Quote the entries word for word. Omit the pictures.

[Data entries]
....
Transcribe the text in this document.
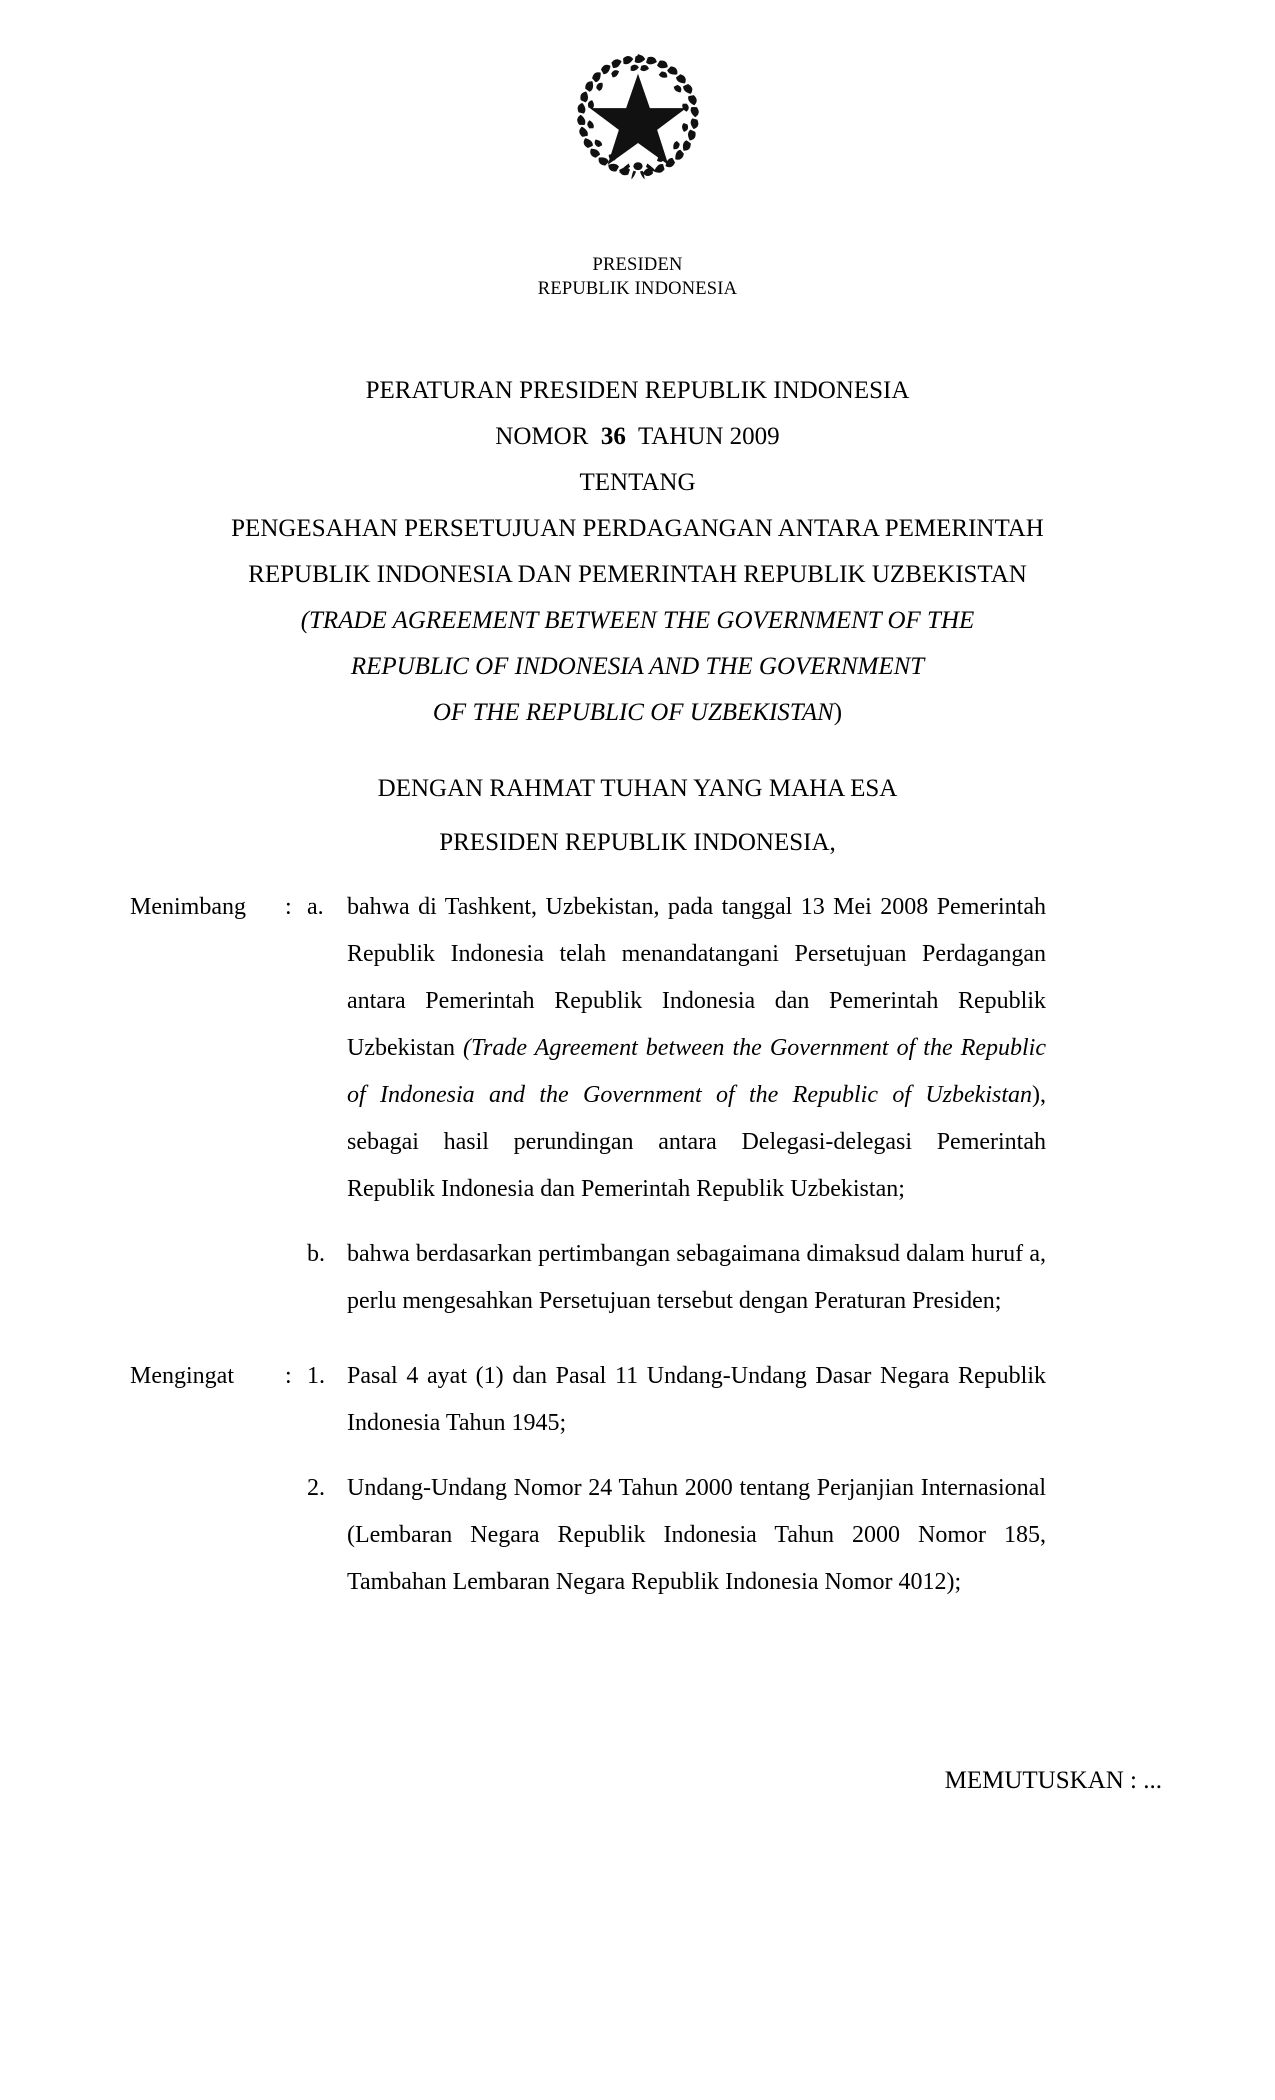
PRESIDEN
REPUBLIK INDONESIA
PERATURAN PRESIDEN REPUBLIK INDONESIA
NOMOR 36 TAHUN 2009
TENTANG
PENGESAHAN PERSETUJUAN PERDAGANGAN ANTARA PEMERINTAH
REPUBLIK INDONESIA DAN PEMERINTAH REPUBLIK UZBEKISTAN
(TRADE AGREEMENT BETWEEN THE GOVERNMENT OF THE
REPUBLIC OF INDONESIA AND THE GOVERNMENT
OF THE REPUBLIC OF UZBEKISTAN)
DENGAN RAHMAT TUHAN YANG MAHA ESA
PRESIDEN REPUBLIK INDONESIA,
Menimbang	: a. bahwa di Tashkent, Uzbekistan, pada tanggal 13 Mei 2008 Pemerintah Republik Indonesia telah menandatangani Persetujuan Perdagangan antara Pemerintah Republik Indonesia dan Pemerintah Republik Uzbekistan (Trade Agreement between the Government of the Republic of Indonesia and the Government of the Republic of Uzbekistan), sebagai hasil perundingan antara Delegasi-delegasi Pemerintah Republik Indonesia dan Pemerintah Republik Uzbekistan;
b. bahwa berdasarkan pertimbangan sebagaimana dimaksud dalam huruf a, perlu mengesahkan Persetujuan tersebut dengan Peraturan Presiden;
Mengingat	: 1. Pasal 4 ayat (1) dan Pasal 11 Undang-Undang Dasar Negara Republik Indonesia Tahun 1945;
2. Undang-Undang Nomor 24 Tahun 2000 tentang Perjanjian Internasional (Lembaran Negara Republik Indonesia Tahun 2000 Nomor 185, Tambahan Lembaran Negara Republik Indonesia Nomor 4012);
MEMUTUSKAN : ...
....
◆ **CORRECT OUTPUT**
Transcribe the text in this document.
PRESIDEN
REPUBLIK INDONESIA
PERATURAN PRESIDEN REPUBLIK INDONESIA
NOMOR 36 TAHUN 2009
TENTANG
PENGESAHAN PERSETUJUAN PERDAGANGAN ANTARA PEMERINTAH
REPUBLIK INDONESIA DAN PEMERINTAH REPUBLIK UZBEKISTAN
(TRADE AGREEMENT BETWEEN THE GOVERNMENT OF THE
REPUBLIC OF INDONESIA AND THE GOVERNMENT
OF THE REPUBLIC OF UZBEKISTAN)
DENGAN RAHMAT TUHAN YANG MAHA ESA
PRESIDEN REPUBLIK INDONESIA,
Menimbang	: a. bahwa di Tashkent, Uzbekistan, pada tanggal 13 Mei 2008 Pemerintah Republik Indonesia telah menandatangani Persetujuan Perdagangan antara Pemerintah Republik Indonesia dan Pemerintah Republik Uzbekistan (Trade Agreement between the Government of the Republic of Indonesia and the Government of the Republic of Uzbekistan), sebagai hasil perundingan antara Delegasi-delegasi Pemerintah Republik Indonesia dan Pemerintah Republik Uzbekistan;
b. bahwa berdasarkan pertimbangan sebagaimana dimaksud dalam huruf a, perlu mengesahkan Persetujuan tersebut dengan Peraturan Presiden;
Mengingat	: 1. Pasal 4 ayat (1) dan Pasal 11 Undang-Undang Dasar Negara Republik Indonesia Tahun 1945;
2. Undang-Undang Nomor 24 Tahun 2000 tentang Perjanjian Internasional (Lembaran Negara Republik Indonesia Tahun 2000 Nomor 185, Tambahan Lembaran Negara Republik Indonesia Nomor 4012);
MEMUTUSKAN : ...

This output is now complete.